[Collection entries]
==*==
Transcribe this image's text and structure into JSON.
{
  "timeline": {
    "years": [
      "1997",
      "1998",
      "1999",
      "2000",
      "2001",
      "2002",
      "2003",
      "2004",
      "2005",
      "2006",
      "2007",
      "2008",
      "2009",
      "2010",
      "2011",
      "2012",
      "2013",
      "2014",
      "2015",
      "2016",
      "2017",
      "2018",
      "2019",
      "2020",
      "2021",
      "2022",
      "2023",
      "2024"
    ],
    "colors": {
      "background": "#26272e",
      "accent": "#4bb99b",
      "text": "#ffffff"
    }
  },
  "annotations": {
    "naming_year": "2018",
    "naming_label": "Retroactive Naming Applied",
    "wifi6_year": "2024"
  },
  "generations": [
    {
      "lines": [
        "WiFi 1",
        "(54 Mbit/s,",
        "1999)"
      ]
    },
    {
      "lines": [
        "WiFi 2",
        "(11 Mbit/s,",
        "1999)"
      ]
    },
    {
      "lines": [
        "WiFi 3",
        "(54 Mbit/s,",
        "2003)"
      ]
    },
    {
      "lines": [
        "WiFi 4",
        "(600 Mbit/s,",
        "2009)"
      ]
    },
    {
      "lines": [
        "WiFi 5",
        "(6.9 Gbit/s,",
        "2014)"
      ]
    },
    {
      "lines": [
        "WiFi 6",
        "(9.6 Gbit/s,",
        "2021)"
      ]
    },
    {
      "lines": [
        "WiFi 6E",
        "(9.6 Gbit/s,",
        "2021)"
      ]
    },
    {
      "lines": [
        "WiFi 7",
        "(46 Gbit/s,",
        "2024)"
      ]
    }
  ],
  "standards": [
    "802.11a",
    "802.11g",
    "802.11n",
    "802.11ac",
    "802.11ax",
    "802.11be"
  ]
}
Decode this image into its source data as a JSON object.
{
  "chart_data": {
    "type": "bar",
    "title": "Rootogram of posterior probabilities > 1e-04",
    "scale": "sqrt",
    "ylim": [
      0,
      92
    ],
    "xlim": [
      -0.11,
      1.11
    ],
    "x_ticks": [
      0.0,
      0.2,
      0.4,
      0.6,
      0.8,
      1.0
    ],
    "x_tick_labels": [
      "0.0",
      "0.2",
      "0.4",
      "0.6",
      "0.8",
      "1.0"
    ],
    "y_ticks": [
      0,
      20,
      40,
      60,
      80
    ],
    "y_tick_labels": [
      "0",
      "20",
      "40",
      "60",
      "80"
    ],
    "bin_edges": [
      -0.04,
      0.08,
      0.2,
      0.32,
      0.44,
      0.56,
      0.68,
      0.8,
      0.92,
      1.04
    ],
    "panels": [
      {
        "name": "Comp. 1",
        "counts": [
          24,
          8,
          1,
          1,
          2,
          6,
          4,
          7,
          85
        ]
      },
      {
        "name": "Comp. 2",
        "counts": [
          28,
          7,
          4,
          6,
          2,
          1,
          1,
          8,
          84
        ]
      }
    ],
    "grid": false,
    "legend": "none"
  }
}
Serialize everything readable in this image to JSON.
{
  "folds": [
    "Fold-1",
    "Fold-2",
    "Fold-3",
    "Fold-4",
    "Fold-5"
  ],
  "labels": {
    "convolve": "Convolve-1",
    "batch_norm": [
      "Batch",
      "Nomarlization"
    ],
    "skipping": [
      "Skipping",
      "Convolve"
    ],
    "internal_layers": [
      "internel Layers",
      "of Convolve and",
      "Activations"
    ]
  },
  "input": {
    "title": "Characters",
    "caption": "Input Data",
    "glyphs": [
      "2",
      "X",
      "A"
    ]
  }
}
==*==
## Problem description
Write out the data again, exactly and in full.

## Exercise solution
Transcribe this image's text and structure into JSON.
{
  "timeline": {
    "years": [
      "1997",
      "1998",
      "1999",
      "2000",
      "2001",
      "2002",
      "2003",
      "2004",
      "2005",
      "2006",
      "2007",
      "2008",
      "2009",
      "2010",
      "2011",
      "2012",
      "2013",
      "2014",
      "2015",
      "2016",
      "2017",
      "2018",
      "2019",
      "2020",
      "2021",
      "2022",
      "2023",
      "2024"
    ],
    "colors": {
      "background": "#26272e",
      "accent": "#4bb99b",
      "text": "#ffffff"
    }
  },
  "annotations": {
    "naming_year": "2018",
    "naming_label": "Retroactive Naming Applied",
    "wifi6_year": "2024"
  },
  "generations": [
    {
      "lines": [
        "WiFi 1",
        "(54 Mbit/s,",
        "1999)"
      ]
    },
    {
      "lines": [
        "WiFi 2",
        "(11 Mbit/s,",
        "1999)"
      ]
    },
    {
      "lines": [
        "WiFi 3",
        "(54 Mbit/s,",
        "2003)"
      ]
    },
    {
      "lines": [
        "WiFi 4",
        "(600 Mbit/s,",
        "2009)"
      ]
    },
    {
      "lines": [
        "WiFi 5",
        "(6.9 Gbit/s,",
        "2014)"
      ]
    },
    {
      "lines": [
        "WiFi 6",
        "(9.6 Gbit/s,",
        "2021)"
      ]
    },
    {
      "lines": [
        "WiFi 6E",
        "(9.6 Gbit/s,",
        "2021)"
      ]
    },
    {
      "lines": [
        "WiFi 7",
        "(46 Gbit/s,",
        "2024)"
      ]
    }
  ],
  "standards": [
    "802.11a",
    "802.11g",
    "802.11n",
    "802.11ac",
    "802.11ax",
    "802.11be"
  ]
}
Decode this image into its source data as a JSON object.
{
  "chart_data": {
    "type": "bar",
    "title": "Rootogram of posterior probabilities > 1e-04",
    "scale": "sqrt",
    "ylim": [
      0,
      92
    ],
    "xlim": [
      -0.11,
      1.11
    ],
    "x_ticks": [
      0.0,
      0.2,
      0.4,
      0.6,
      0.8,
      1.0
    ],
    "x_tick_labels": [
      "0.0",
      "0.2",
      "0.4",
      "0.6",
      "0.8",
      "1.0"
    ],
    "y_ticks": [
      0,
      20,
      40,
      60,
      80
    ],
    "y_tick_labels": [
      "0",
      "20",
      "40",
      "60",
      "80"
    ],
    "bin_edges": [
      -0.04,
      0.08,
      0.2,
      0.32,
      0.44,
      0.56,
      0.68,
      0.8,
      0.92,
      1.04
    ],
    "panels": [
      {
        "name": "Comp. 1",
        "counts": [
          24,
          8,
          1,
          1,
          2,
          6,
          4,
          7,
          85
        ]
      },
      {
        "name": "Comp. 2",
        "counts": [
          28,
          7,
          4,
          6,
          2,
          1,
          1,
          8,
          84
        ]
      }
    ],
    "grid": false,
    "legend": "none"
  }
}
Serialize everything readable in this image to JSON.
{
  "folds": [
    "Fold-1",
    "Fold-2",
    "Fold-3",
    "Fold-4",
    "Fold-5"
  ],
  "labels": {
    "convolve": "Convolve-1",
    "batch_norm": [
      "Batch",
      "Nomarlization"
    ],
    "skipping": [
      "Skipping",
      "Convolve"
    ],
    "internal_layers": [
      "internel Layers",
      "of Convolve and",
      "Activations"
    ]
  },
  "input": {
    "title": "Characters",
    "caption": "Input Data",
    "glyphs": [
      "2",
      "X",
      "A"
    ]
  }
}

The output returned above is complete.